Real Analysis, Folland Problem 2.3.19 Integration of Complex Functions 
Problem 2.3.19 - Suppose $\{f_n\}\subset L^1(\mu)$ and $f_n\rightarrow f$ uniformly.
a.) If $\mu(X) < \infty$, then $f\in L^1(\mu)$ and $\int f_n \rightarrow \int f$.
b.) If $\mu(X) = \infty$, the conclusions of (a) can fail. (Find examples on $\mathbb{R}$ with Lebesgue measure).

Attempted proof a.) Let $\{f_n\}\subset L^1(\mu)$, $f_n\rightarrow f$ uniformly, and $\mu(X) < \infty$. There exists an $N\in\mathbb{N}$ such that $|f_n(x) - f(x)| \leq 1$ for all $n\geq N$ and for all $x\in X$. Therefore, $$\int |f|\leq \int |f-f_N| + \int |f_N|\leq \int 1 + \int |f_N| < \infty$$
so $f\in L^1(\mu)$. Set $g = 1 + |f|$. Then $\int g = \mu(X) + \int |f|$, so $g\in L^1(\mu)$ and $|f_n|\leq g$ for all $n\geq N$. So by the Dominated Convergence Theorem $$\lim_{n\rightarrow \infty}\int f_n = \int f$$
I do not understand in this proof why $$\int 1 = \mu(X)$$ where does this come from? I also haven't figure out anything clever for part (b) yet. Any suggestions is greatly appreciated.

◆ Written instruction 1 ◆
In the Folland problem post, which measure on ℝ does part (b) say the examples should use?
◆ Written instruction 2 ◆
Quote everything in the Folland problem post from "a.) If $\mu(X)" down to "is greatly appreciated.".

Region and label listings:
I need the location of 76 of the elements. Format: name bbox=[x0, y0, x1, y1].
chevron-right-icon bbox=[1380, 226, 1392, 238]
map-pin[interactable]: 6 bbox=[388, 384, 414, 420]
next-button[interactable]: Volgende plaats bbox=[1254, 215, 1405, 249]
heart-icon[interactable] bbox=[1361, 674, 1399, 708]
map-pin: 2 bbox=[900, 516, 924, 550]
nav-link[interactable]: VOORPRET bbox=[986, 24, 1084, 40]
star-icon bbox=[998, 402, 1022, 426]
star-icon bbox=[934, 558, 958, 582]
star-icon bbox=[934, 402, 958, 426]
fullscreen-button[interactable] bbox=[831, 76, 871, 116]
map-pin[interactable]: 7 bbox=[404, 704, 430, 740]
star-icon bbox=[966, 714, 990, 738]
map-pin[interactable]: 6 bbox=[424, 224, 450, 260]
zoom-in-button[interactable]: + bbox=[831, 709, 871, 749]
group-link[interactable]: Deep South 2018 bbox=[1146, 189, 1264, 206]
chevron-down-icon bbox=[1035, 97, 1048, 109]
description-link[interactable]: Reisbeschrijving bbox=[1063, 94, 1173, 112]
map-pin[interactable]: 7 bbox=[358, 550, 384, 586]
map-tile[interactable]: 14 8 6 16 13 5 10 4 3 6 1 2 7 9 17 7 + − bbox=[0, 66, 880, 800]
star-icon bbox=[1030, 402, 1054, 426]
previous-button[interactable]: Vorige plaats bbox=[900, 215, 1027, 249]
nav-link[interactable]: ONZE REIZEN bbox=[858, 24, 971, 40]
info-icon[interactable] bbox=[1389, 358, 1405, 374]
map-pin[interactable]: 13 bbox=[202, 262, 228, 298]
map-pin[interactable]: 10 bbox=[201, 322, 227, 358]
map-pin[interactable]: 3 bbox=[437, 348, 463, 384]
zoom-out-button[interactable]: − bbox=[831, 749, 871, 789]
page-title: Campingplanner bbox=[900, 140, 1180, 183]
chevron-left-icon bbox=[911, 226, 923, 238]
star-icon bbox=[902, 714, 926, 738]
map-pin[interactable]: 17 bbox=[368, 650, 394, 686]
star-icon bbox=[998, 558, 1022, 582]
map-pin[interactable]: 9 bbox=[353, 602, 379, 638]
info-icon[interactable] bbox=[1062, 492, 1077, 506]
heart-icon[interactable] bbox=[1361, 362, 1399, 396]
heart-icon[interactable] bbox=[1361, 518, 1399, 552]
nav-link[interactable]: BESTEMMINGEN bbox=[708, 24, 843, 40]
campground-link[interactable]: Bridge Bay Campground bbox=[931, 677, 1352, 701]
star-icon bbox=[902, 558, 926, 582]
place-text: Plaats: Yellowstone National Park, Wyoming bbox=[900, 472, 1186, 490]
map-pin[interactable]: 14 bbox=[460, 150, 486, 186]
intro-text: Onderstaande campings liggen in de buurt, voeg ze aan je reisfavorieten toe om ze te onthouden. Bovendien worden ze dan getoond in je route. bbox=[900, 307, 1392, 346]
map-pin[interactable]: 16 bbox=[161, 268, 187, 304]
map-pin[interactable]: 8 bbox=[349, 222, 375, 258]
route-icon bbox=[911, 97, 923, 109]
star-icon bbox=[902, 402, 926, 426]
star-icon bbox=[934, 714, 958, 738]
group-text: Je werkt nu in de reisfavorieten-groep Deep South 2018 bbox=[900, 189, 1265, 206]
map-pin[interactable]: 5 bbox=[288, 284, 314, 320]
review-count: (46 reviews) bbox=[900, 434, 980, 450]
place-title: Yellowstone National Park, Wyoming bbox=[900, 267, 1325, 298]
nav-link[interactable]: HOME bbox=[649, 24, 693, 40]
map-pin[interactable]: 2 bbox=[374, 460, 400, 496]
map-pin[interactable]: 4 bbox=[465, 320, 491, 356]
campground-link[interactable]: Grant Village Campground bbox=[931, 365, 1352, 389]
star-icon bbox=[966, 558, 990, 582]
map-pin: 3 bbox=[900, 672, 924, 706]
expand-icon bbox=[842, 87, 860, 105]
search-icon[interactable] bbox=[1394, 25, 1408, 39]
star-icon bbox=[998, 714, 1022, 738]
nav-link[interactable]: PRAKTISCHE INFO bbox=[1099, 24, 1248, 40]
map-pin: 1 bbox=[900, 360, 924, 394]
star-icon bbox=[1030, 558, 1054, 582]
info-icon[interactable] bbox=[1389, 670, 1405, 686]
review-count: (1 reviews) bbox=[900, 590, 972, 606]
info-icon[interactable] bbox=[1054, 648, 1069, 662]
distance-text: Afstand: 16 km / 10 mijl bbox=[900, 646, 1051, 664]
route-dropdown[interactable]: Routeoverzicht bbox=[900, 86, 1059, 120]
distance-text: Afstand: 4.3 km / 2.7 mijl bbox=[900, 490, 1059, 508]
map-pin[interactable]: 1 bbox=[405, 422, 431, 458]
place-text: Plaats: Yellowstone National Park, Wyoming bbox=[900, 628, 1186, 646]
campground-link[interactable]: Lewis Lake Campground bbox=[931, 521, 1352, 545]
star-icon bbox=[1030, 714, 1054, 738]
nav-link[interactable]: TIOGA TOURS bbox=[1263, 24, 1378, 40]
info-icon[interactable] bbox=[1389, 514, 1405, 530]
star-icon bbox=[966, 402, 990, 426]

...

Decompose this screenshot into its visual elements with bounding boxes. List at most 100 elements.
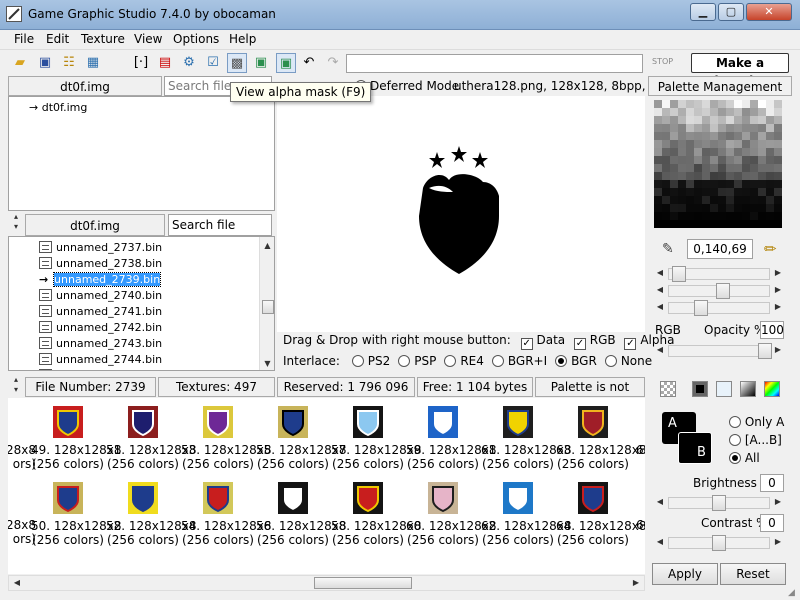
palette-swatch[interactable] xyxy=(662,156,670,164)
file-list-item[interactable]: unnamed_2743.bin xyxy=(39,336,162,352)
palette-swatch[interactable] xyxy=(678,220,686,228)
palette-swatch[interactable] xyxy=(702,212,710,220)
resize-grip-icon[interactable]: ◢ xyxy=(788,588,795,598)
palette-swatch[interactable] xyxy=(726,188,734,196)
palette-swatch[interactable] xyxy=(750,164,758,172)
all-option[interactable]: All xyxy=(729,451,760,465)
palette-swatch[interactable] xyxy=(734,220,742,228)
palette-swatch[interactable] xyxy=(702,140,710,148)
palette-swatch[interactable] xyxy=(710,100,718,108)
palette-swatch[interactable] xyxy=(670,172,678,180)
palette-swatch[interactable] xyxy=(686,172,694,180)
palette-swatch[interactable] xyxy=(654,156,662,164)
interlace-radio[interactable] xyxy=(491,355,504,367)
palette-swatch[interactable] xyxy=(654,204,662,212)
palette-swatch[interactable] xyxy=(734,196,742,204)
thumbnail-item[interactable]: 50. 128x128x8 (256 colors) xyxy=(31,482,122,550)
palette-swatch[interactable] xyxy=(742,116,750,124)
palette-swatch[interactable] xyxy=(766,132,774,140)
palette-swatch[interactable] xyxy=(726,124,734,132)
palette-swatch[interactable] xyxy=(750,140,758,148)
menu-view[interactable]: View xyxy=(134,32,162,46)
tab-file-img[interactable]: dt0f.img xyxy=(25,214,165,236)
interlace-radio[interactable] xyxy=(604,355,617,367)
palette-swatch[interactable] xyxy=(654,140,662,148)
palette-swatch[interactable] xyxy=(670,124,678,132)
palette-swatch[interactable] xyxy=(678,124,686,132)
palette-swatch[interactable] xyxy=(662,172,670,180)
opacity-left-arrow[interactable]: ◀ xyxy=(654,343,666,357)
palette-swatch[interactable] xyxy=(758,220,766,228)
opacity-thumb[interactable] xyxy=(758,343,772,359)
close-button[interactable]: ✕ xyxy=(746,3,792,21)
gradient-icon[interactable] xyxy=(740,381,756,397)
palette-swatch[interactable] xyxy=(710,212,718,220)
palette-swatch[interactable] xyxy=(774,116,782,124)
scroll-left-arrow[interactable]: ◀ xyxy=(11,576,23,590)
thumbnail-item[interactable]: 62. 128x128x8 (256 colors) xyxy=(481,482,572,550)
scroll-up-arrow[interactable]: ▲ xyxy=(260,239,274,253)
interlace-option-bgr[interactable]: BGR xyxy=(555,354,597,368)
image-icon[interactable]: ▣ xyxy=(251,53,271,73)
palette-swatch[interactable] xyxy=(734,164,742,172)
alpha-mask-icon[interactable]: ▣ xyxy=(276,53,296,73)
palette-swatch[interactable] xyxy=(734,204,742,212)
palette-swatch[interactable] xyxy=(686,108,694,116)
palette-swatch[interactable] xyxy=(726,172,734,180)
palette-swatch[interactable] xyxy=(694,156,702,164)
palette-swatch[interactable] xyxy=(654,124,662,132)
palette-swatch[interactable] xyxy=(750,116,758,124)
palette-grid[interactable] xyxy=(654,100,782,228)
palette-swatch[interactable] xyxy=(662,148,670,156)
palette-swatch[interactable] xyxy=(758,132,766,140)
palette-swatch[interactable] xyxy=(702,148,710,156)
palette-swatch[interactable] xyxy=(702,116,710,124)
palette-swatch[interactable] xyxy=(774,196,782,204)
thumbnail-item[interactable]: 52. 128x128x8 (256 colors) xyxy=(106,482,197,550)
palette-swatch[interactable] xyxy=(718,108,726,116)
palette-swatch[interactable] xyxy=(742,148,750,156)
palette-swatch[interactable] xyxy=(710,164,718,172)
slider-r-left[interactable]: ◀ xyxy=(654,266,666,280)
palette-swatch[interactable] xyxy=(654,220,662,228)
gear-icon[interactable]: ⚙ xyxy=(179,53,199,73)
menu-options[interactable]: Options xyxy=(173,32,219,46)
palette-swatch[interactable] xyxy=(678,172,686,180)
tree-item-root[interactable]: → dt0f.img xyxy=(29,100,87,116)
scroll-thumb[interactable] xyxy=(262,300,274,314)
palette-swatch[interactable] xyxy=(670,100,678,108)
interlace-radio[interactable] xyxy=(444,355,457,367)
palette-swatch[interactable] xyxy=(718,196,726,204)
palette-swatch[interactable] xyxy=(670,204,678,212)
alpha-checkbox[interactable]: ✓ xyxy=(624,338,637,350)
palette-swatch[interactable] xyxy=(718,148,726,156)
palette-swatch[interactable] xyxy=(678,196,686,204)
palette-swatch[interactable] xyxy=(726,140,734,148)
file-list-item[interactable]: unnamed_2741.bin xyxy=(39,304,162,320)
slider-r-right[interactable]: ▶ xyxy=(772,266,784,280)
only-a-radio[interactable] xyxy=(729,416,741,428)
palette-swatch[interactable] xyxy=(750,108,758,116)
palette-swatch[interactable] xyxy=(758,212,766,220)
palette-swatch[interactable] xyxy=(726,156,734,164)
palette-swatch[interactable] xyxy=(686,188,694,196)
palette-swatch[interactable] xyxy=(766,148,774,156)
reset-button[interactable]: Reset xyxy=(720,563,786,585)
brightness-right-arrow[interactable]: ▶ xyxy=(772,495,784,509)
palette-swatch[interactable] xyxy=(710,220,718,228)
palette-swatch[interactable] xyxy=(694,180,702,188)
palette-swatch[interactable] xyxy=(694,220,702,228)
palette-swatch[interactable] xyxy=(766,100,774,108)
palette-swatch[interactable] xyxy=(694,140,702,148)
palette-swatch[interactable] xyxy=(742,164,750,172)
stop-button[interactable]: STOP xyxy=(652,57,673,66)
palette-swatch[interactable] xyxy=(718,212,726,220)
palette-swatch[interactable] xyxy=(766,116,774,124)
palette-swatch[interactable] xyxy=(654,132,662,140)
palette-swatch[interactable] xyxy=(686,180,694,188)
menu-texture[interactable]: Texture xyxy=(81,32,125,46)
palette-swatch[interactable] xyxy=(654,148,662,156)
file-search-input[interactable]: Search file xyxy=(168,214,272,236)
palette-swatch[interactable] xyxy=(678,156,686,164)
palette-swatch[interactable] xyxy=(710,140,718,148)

◆ Task solution 1 ◆
Lebesgue measure.

◆ Task solution 2 ◆
a.) If $\mu(X) < \infty$, then $f\in L^1(\mu)$ and $\int f_n \rightarrow \int f$.
b.) If $\mu(X) = \infty$, the conclusions of (a) can fail. (Find examples on $\mathbb{R}$ with Lebesgue measure).

Attempted proof a.) Let $\{f_n\}\subset L^1(\mu)$, $f_n\rightarrow f$ uniformly, and $\mu(X) < \infty$. There exists an $N\in\mathbb{N}$ such that $|f_n(x) - f(x)| \leq 1$ for all $n\geq N$ and for all $x\in X$. Therefore, $$\int |f|\leq \int |f-f_N| + \int |f_N|\leq \int 1 + \int |f_N| < \infty$$
so $f\in L^1(\mu)$. Set $g = 1 + |f|$. Then $\int g = \mu(X) + \int |f|$, so $g\in L^1(\mu)$ and $|f_n|\leq g$ for all $n\geq N$. So by the Dominated Convergence Theorem $$\lim_{n\rightarrow \infty}\int f_n = \int f$$
I do not understand in this proof why $$\int 1 = \mu(X)$$ where does this come from? I also haven't figure out anything clever for part (b) yet. Any suggestions is greatly appreciated.